Data provided
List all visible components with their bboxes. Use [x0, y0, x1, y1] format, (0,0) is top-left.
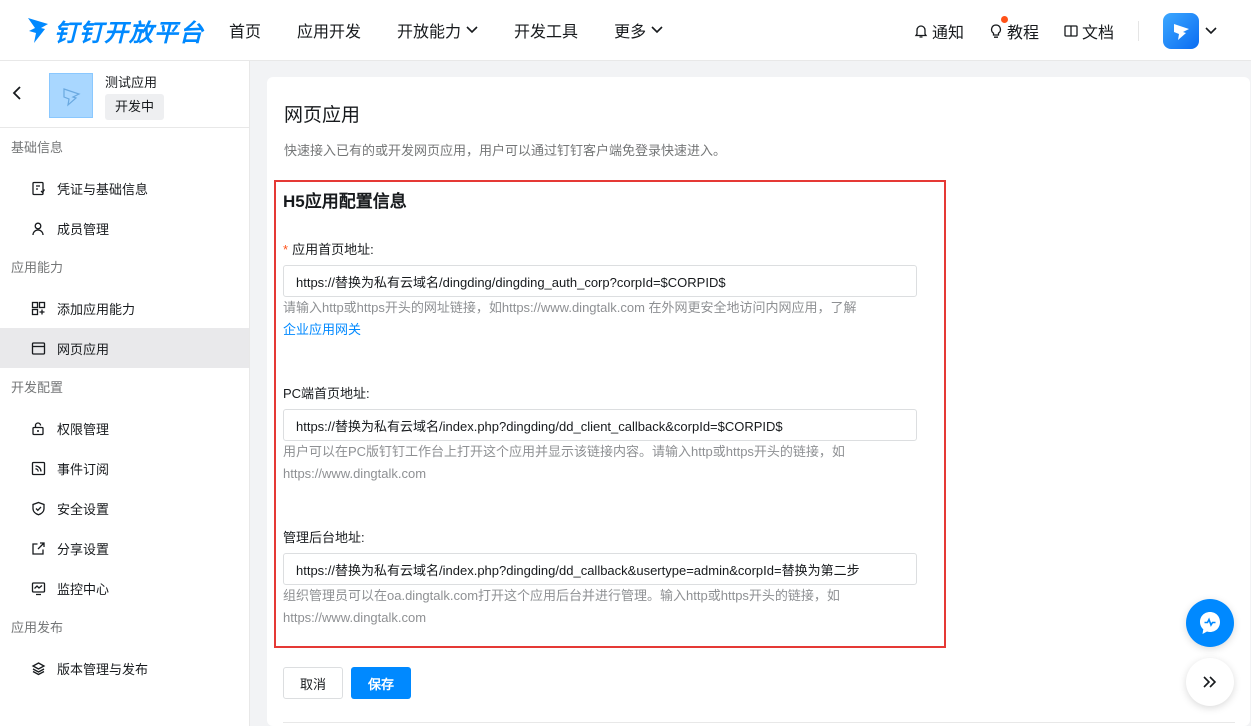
header-tools: 通知 教程 文档	[913, 0, 1251, 61]
sidebar-item-security[interactable]: 安全设置	[0, 488, 249, 528]
app-header: 测试应用 开发中	[0, 61, 249, 128]
home-url-label: * 应用首页地址:	[283, 239, 374, 258]
nav-dev-tools-label: 开发工具	[514, 24, 579, 41]
shield-icon	[32, 501, 45, 515]
divider	[283, 722, 1235, 723]
notification-dot	[1000, 15, 1008, 23]
header-divider	[1138, 20, 1139, 41]
gateway-link[interactable]: 企业应用网关	[283, 322, 361, 337]
nav-app-dev[interactable]: 应用开发	[297, 18, 361, 42]
double-chevron-right-icon	[1203, 676, 1217, 688]
nav-open-capability[interactable]: 开放能力	[397, 18, 478, 42]
bulb-icon	[990, 23, 1002, 38]
sidebar-item-label: 添加应用能力	[57, 301, 136, 317]
user-icon	[32, 222, 44, 235]
page-title: 网页应用	[284, 105, 361, 126]
sidebar-item-credential[interactable]: 凭证与基础信息	[0, 168, 249, 208]
sidebar-item-label: 网页应用	[57, 341, 110, 357]
sidebar: 测试应用 开发中 基础信息 凭证与基础信息 成员管理 应用能力 添加应用能力 网…	[0, 61, 250, 726]
pc-url-input[interactable]	[283, 409, 917, 441]
docs-label: 文档	[1081, 24, 1114, 42]
app-status-badge: 开发中	[105, 94, 165, 120]
nav-more[interactable]: 更多	[614, 18, 663, 42]
group-title-release: 应用发布	[11, 620, 64, 635]
sidebar-item-add-capability[interactable]: 添加应用能力	[0, 288, 249, 328]
notify-button[interactable]: 通知	[913, 19, 964, 43]
nav-open-capability-label: 开放能力	[397, 24, 462, 41]
sidebar-item-monitor[interactable]: 监控中心	[0, 568, 249, 608]
required-mark: *	[283, 242, 289, 257]
monitor-icon	[31, 581, 46, 595]
group-title-basic: 基础信息	[11, 140, 64, 155]
home-url-label-text: 应用首页地址:	[292, 242, 374, 257]
brand-name: 钉钉开放平台	[54, 19, 204, 47]
admin-url-label: 管理后台地址:	[283, 530, 365, 545]
grid-add-icon	[31, 301, 46, 315]
section-title: H5应用配置信息	[283, 192, 407, 211]
home-url-input[interactable]	[283, 265, 917, 297]
main-nav: 首页 应用开发 开放能力 开发工具 更多	[229, 0, 699, 61]
sidebar-item-label: 分享设置	[57, 541, 110, 557]
app-logo-icon	[63, 87, 81, 107]
tutorial-label: 教程	[1006, 24, 1039, 42]
nav-home[interactable]: 首页	[229, 18, 261, 42]
sidebar-item-webpage-app[interactable]: 网页应用	[0, 328, 249, 368]
back-arrow-icon[interactable]	[10, 85, 24, 101]
admin-url-input[interactable]	[283, 553, 917, 585]
assistant-icon	[1200, 612, 1220, 634]
page-description: 快速接入已有的或开发网页应用，用户可以通过钉钉客户端免登录快速进入。	[284, 143, 727, 158]
cancel-button[interactable]: 取消	[283, 667, 343, 699]
home-url-help: 请输入http或https开头的网址链接，如https://www.dingta…	[283, 297, 917, 341]
sidebar-item-version[interactable]: 版本管理与发布	[0, 648, 249, 688]
sidebar-item-permission[interactable]: 权限管理	[0, 408, 249, 448]
avatar	[1163, 12, 1199, 49]
rss-icon	[31, 461, 46, 475]
dingtalk-logo-icon	[28, 18, 48, 43]
sidebar-item-event[interactable]: 事件订阅	[0, 448, 249, 488]
lock-icon	[32, 421, 44, 435]
sidebar-item-members[interactable]: 成员管理	[0, 208, 249, 248]
notify-label: 通知	[931, 24, 964, 42]
brand[interactable]: 钉钉开放平台	[26, 13, 229, 48]
home-url-help-text: 请输入http或https开头的网址链接，如https://www.dingta…	[283, 300, 857, 315]
chevron-down-icon	[466, 26, 478, 34]
sidebar-item-label: 版本管理与发布	[57, 661, 149, 677]
main-panel: 网页应用 快速接入已有的或开发网页应用，用户可以通过钉钉客户端免登录快速进入。 …	[267, 77, 1250, 726]
nav-more-label: 更多	[614, 24, 647, 41]
save-button[interactable]: 保存	[351, 667, 411, 699]
chevron-down-icon	[1205, 26, 1217, 34]
sidebar-item-label: 监控中心	[57, 581, 110, 597]
h5-config-section: H5应用配置信息 *应用首页地址: 请输入http或https开头的网址链接，如…	[274, 180, 946, 648]
sidebar-item-label: 成员管理	[57, 221, 110, 237]
tutorial-button[interactable]: 教程	[988, 15, 1039, 43]
share-icon	[32, 541, 45, 555]
chevron-down-icon	[651, 26, 663, 34]
sidebar-item-label: 凭证与基础信息	[57, 181, 149, 197]
pc-url-help: 用户可以在PC版钉钉工作台上打开这个应用并显示该链接内容。请输入http或htt…	[283, 444, 845, 481]
group-title-dev-config: 开发配置	[11, 380, 64, 395]
book-icon	[1064, 24, 1078, 37]
user-menu[interactable]	[1163, 12, 1217, 49]
admin-url-help: 组织管理员可以在oa.dingtalk.com打开这个应用后台并进行管理。输入h…	[283, 588, 840, 625]
nav-home-label: 首页	[229, 24, 262, 41]
credential-icon	[32, 181, 46, 195]
docs-button[interactable]: 文档	[1063, 19, 1114, 43]
assistant-button[interactable]	[1186, 599, 1234, 647]
webpage-icon	[31, 341, 46, 355]
nav-app-dev-label: 应用开发	[297, 24, 362, 41]
sidebar-item-label: 安全设置	[57, 501, 110, 517]
app-thumbnail	[49, 73, 93, 118]
pc-url-label: PC端首页地址:	[283, 386, 370, 401]
expand-button[interactable]	[1186, 658, 1234, 706]
top-navbar: 钉钉开放平台 首页 应用开发 开放能力 开发工具 更多 通知 教程 文档	[0, 0, 1251, 61]
app-name: 测试应用	[105, 75, 158, 90]
nav-dev-tools[interactable]: 开发工具	[514, 18, 578, 42]
sidebar-item-share[interactable]: 分享设置	[0, 528, 249, 568]
sidebar-item-label: 权限管理	[57, 421, 110, 437]
dingtalk-avatar-icon	[1174, 23, 1189, 40]
sidebar-item-label: 事件订阅	[57, 461, 110, 477]
bell-icon	[914, 24, 928, 38]
group-title-capability: 应用能力	[11, 260, 64, 275]
layers-icon	[31, 661, 46, 675]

Exercise objective
Reproduce the data above word for word, leaving out the pictures.

Result for this exercise
List all visible components with their bboxes. Use [x0, y0, x1, y1] format, (0,0) is top-left.
header-tools: 通知 教程 文档	[913, 0, 1251, 61]
sidebar-item-security[interactable]: 安全设置	[0, 488, 249, 528]
app-header: 测试应用 开发中	[0, 61, 249, 128]
home-url-label: * 应用首页地址:	[283, 239, 374, 258]
nav-dev-tools-label: 开发工具	[514, 24, 579, 41]
shield-icon	[32, 501, 45, 515]
divider	[283, 722, 1235, 723]
notification-dot	[1000, 15, 1008, 23]
header-divider	[1138, 20, 1139, 41]
gateway-link[interactable]: 企业应用网关	[283, 322, 361, 337]
nav-app-dev[interactable]: 应用开发	[297, 18, 361, 42]
double-chevron-right-icon	[1203, 676, 1217, 688]
nav-open-capability[interactable]: 开放能力	[397, 18, 478, 42]
bulb-icon	[990, 23, 1002, 38]
sidebar-item-label: 添加应用能力	[57, 301, 136, 317]
user-icon	[32, 222, 44, 235]
page-title: 网页应用	[284, 105, 361, 126]
sidebar-item-credential[interactable]: 凭证与基础信息	[0, 168, 249, 208]
sidebar-item-label: 网页应用	[57, 341, 110, 357]
sidebar: 测试应用 开发中 基础信息 凭证与基础信息 成员管理 应用能力 添加应用能力 网…	[0, 61, 250, 726]
pc-url-input[interactable]	[283, 409, 917, 441]
docs-label: 文档	[1081, 24, 1114, 42]
app-status-badge: 开发中	[105, 94, 165, 120]
nav-more[interactable]: 更多	[614, 18, 663, 42]
group-title-release: 应用发布	[11, 620, 64, 635]
sidebar-item-add-capability[interactable]: 添加应用能力	[0, 288, 249, 328]
notify-button[interactable]: 通知	[913, 19, 964, 43]
nav-open-capability-label: 开放能力	[397, 24, 462, 41]
sidebar-item-monitor[interactable]: 监控中心	[0, 568, 249, 608]
required-mark: *	[283, 242, 289, 257]
monitor-icon	[31, 581, 46, 595]
group-title-basic: 基础信息	[11, 140, 64, 155]
home-url-label-text: 应用首页地址:	[292, 242, 374, 257]
brand-name: 钉钉开放平台	[54, 19, 204, 47]
admin-url-label: 管理后台地址:	[283, 530, 365, 545]
grid-add-icon	[31, 301, 46, 315]
section-title: H5应用配置信息	[283, 192, 407, 211]
home-url-input[interactable]	[283, 265, 917, 297]
main-nav: 首页 应用开发 开放能力 开发工具 更多	[229, 0, 699, 61]
sidebar-item-label: 分享设置	[57, 541, 110, 557]
app-logo-icon	[63, 87, 81, 107]
tutorial-label: 教程	[1006, 24, 1039, 42]
nav-home[interactable]: 首页	[229, 18, 261, 42]
sidebar-item-webpage-app[interactable]: 网页应用	[0, 328, 249, 368]
back-arrow-icon[interactable]	[10, 85, 24, 101]
admin-url-input[interactable]	[283, 553, 917, 585]
assistant-icon	[1200, 612, 1220, 634]
page-description: 快速接入已有的或开发网页应用，用户可以通过钉钉客户端免登录快速进入。	[284, 143, 727, 158]
cancel-button[interactable]: 取消	[283, 667, 343, 699]
home-url-help: 请输入http或https开头的网址链接，如https://www.dingta…	[283, 297, 917, 341]
sidebar-item-version[interactable]: 版本管理与发布	[0, 648, 249, 688]
sidebar-item-permission[interactable]: 权限管理	[0, 408, 249, 448]
avatar	[1163, 12, 1199, 49]
rss-icon	[31, 461, 46, 475]
dingtalk-logo-icon	[28, 18, 48, 43]
sidebar-item-event[interactable]: 事件订阅	[0, 448, 249, 488]
lock-icon	[32, 421, 44, 435]
sidebar-item-members[interactable]: 成员管理	[0, 208, 249, 248]
notify-label: 通知	[931, 24, 964, 42]
brand[interactable]: 钉钉开放平台	[26, 13, 229, 48]
home-url-help-text: 请输入http或https开头的网址链接，如https://www.dingta…	[283, 300, 857, 315]
chevron-down-icon	[466, 26, 478, 34]
sidebar-item-label: 版本管理与发布	[57, 661, 149, 677]
main-panel: 网页应用 快速接入已有的或开发网页应用，用户可以通过钉钉客户端免登录快速进入。 …	[267, 77, 1250, 726]
nav-more-label: 更多	[614, 24, 647, 41]
save-button[interactable]: 保存	[351, 667, 411, 699]
chevron-down-icon	[1205, 26, 1217, 34]
sidebar-item-label: 监控中心	[57, 581, 110, 597]
h5-config-section: H5应用配置信息 *应用首页地址: 请输入http或https开头的网址链接，如…	[274, 180, 946, 648]
sidebar-item-label: 成员管理	[57, 221, 110, 237]
tutorial-button[interactable]: 教程	[988, 15, 1039, 43]
share-icon	[32, 541, 45, 555]
chevron-down-icon	[651, 26, 663, 34]
sidebar-item-label: 凭证与基础信息	[57, 181, 149, 197]
pc-url-help: 用户可以在PC版钉钉工作台上打开这个应用并显示该链接内容。请输入http或htt…	[283, 444, 845, 481]
group-title-dev-config: 开发配置	[11, 380, 64, 395]
book-icon	[1064, 24, 1078, 37]
user-menu[interactable]	[1163, 12, 1217, 49]
admin-url-help: 组织管理员可以在oa.dingtalk.com打开这个应用后台并进行管理。输入h…	[283, 588, 840, 625]
nav-home-label: 首页	[229, 24, 262, 41]
credential-icon	[32, 181, 46, 195]
docs-button[interactable]: 文档	[1063, 19, 1114, 43]
assistant-button[interactable]	[1186, 599, 1234, 647]
webpage-icon	[31, 341, 46, 355]
nav-app-dev-label: 应用开发	[297, 24, 362, 41]
sidebar-item-label: 安全设置	[57, 501, 110, 517]
app-thumbnail	[49, 73, 93, 118]
pc-url-label: PC端首页地址:	[283, 386, 370, 401]
expand-button[interactable]	[1186, 658, 1234, 706]
top-navbar: 钉钉开放平台 首页 应用开发 开放能力 开发工具 更多 通知 教程 文档	[0, 0, 1251, 61]
app-name: 测试应用	[105, 75, 158, 90]
nav-dev-tools[interactable]: 开发工具	[514, 18, 578, 42]
sidebar-item-share[interactable]: 分享设置	[0, 528, 249, 568]
sidebar-item-label: 权限管理	[57, 421, 110, 437]
dingtalk-avatar-icon	[1174, 23, 1189, 40]
sidebar-item-label: 事件订阅	[57, 461, 110, 477]
bell-icon	[914, 24, 928, 38]
group-title-capability: 应用能力	[11, 260, 64, 275]
layers-icon	[31, 661, 46, 675]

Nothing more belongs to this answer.